— START OF ENTRIES PROVIDED —

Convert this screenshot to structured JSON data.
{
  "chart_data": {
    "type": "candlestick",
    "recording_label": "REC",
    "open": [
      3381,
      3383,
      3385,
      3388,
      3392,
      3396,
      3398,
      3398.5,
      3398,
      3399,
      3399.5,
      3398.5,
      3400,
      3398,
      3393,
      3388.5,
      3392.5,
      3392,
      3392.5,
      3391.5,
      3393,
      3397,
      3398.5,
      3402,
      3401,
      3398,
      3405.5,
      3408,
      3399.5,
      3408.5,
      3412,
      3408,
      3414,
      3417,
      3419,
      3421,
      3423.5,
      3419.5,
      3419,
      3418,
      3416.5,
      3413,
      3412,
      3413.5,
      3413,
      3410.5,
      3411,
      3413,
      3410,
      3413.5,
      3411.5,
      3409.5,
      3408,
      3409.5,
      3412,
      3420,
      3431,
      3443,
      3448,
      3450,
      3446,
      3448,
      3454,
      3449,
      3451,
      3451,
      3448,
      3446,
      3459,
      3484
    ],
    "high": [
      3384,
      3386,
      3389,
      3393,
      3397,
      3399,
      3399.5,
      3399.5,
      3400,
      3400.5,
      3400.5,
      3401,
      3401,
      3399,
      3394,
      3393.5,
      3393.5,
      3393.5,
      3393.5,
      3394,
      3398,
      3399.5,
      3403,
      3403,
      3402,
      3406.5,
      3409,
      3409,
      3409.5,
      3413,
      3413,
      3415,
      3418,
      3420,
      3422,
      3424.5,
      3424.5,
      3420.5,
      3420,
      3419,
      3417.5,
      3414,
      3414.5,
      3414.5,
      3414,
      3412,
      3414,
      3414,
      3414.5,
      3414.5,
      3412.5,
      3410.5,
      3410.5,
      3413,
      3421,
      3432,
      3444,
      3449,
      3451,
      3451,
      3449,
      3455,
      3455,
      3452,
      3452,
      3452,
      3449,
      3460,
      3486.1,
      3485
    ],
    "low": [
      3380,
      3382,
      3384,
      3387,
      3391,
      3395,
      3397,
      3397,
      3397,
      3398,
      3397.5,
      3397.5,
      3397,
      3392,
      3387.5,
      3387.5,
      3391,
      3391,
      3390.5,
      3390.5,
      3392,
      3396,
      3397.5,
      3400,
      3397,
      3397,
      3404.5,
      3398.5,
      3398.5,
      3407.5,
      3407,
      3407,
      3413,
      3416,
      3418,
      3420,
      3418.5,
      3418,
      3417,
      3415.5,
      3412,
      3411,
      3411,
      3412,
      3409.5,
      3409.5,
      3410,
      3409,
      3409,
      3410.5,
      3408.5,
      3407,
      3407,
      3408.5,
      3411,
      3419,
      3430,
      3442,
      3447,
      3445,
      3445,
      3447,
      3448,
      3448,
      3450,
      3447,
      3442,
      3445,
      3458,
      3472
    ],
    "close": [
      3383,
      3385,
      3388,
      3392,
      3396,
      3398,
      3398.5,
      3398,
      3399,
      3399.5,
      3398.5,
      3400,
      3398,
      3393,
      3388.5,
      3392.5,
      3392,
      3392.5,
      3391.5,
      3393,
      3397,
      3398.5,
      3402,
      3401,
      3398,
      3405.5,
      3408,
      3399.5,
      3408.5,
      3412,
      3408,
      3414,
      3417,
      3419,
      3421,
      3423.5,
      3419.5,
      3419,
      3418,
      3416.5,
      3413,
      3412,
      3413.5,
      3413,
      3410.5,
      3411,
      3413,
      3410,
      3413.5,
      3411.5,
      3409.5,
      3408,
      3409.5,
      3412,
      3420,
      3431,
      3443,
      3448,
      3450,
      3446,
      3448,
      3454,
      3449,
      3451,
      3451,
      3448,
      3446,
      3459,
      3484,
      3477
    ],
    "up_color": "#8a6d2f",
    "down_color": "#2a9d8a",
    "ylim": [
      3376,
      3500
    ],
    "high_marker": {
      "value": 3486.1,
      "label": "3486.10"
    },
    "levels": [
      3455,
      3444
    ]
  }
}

— END OF ENTRIES PROVIDED —

### [AIM]
The records above are to be copied in full, exactly as written.

### [CORRECT ANSWER]
Convert this screenshot to structured JSON data.
{
  "chart_data": {
    "type": "candlestick",
    "recording_label": "REC",
    "open": [
      3381,
      3383,
      3385,
      3388,
      3392,
      3396,
      3398,
      3398.5,
      3398,
      3399,
      3399.5,
      3398.5,
      3400,
      3398,
      3393,
      3388.5,
      3392.5,
      3392,
      3392.5,
      3391.5,
      3393,
      3397,
      3398.5,
      3402,
      3401,
      3398,
      3405.5,
      3408,
      3399.5,
      3408.5,
      3412,
      3408,
      3414,
      3417,
      3419,
      3421,
      3423.5,
      3419.5,
      3419,
      3418,
      3416.5,
      3413,
      3412,
      3413.5,
      3413,
      3410.5,
      3411,
      3413,
      3410,
      3413.5,
      3411.5,
      3409.5,
      3408,
      3409.5,
      3412,
      3420,
      3431,
      3443,
      3448,
      3450,
      3446,
      3448,
      3454,
      3449,
      3451,
      3451,
      3448,
      3446,
      3459,
      3484
    ],
    "high": [
      3384,
      3386,
      3389,
      3393,
      3397,
      3399,
      3399.5,
      3399.5,
      3400,
      3400.5,
      3400.5,
      3401,
      3401,
      3399,
      3394,
      3393.5,
      3393.5,
      3393.5,
      3393.5,
      3394,
      3398,
      3399.5,
      3403,
      3403,
      3402,
      3406.5,
      3409,
      3409,
      3409.5,
      3413,
      3413,
      3415,
      3418,
      3420,
      3422,
      3424.5,
      3424.5,
      3420.5,
      3420,
      3419,
      3417.5,
      3414,
      3414.5,
      3414.5,
      3414,
      3412,
      3414,
      3414,
      3414.5,
      3414.5,
      3412.5,
      3410.5,
      3410.5,
      3413,
      3421,
      3432,
      3444,
      3449,
      3451,
      3451,
      3449,
      3455,
      3455,
      3452,
      3452,
      3452,
      3449,
      3460,
      3486.1,
      3485
    ],
    "low": [
      3380,
      3382,
      3384,
      3387,
      3391,
      3395,
      3397,
      3397,
      3397,
      3398,
      3397.5,
      3397.5,
      3397,
      3392,
      3387.5,
      3387.5,
      3391,
      3391,
      3390.5,
      3390.5,
      3392,
      3396,
      3397.5,
      3400,
      3397,
      3397,
      3404.5,
      3398.5,
      3398.5,
      3407.5,
      3407,
      3407,
      3413,
      3416,
      3418,
      3420,
      3418.5,
      3418,
      3417,
      3415.5,
      3412,
      3411,
      3411,
      3412,
      3409.5,
      3409.5,
      3410,
      3409,
      3409,
      3410.5,
      3408.5,
      3407,
      3407,
      3408.5,
      3411,
      3419,
      3430,
      3442,
      3447,
      3445,
      3445,
      3447,
      3448,
      3448,
      3450,
      3447,
      3442,
      3445,
      3458,
      3472
    ],
    "close": [
      3383,
      3385,
      3388,
      3392,
      3396,
      3398,
      3398.5,
      3398,
      3399,
      3399.5,
      3398.5,
      3400,
      3398,
      3393,
      3388.5,
      3392.5,
      3392,
      3392.5,
      3391.5,
      3393,
      3397,
      3398.5,
      3402,
      3401,
      3398,
      3405.5,
      3408,
      3399.5,
      3408.5,
      3412,
      3408,
      3414,
      3417,
      3419,
      3421,
      3423.5,
      3419.5,
      3419,
      3418,
      3416.5,
      3413,
      3412,
      3413.5,
      3413,
      3410.5,
      3411,
      3413,
      3410,
      3413.5,
      3411.5,
      3409.5,
      3408,
      3409.5,
      3412,
      3420,
      3431,
      3443,
      3448,
      3450,
      3446,
      3448,
      3454,
      3449,
      3451,
      3451,
      3448,
      3446,
      3459,
      3484,
      3477
    ],
    "up_color": "#8a6d2f",
    "down_color": "#2a9d8a",
    "ylim": [
      3376,
      3500
    ],
    "high_marker": {
      "value": 3486.1,
      "label": "3486.10"
    },
    "levels": [
      3455,
      3444
    ]
  }
}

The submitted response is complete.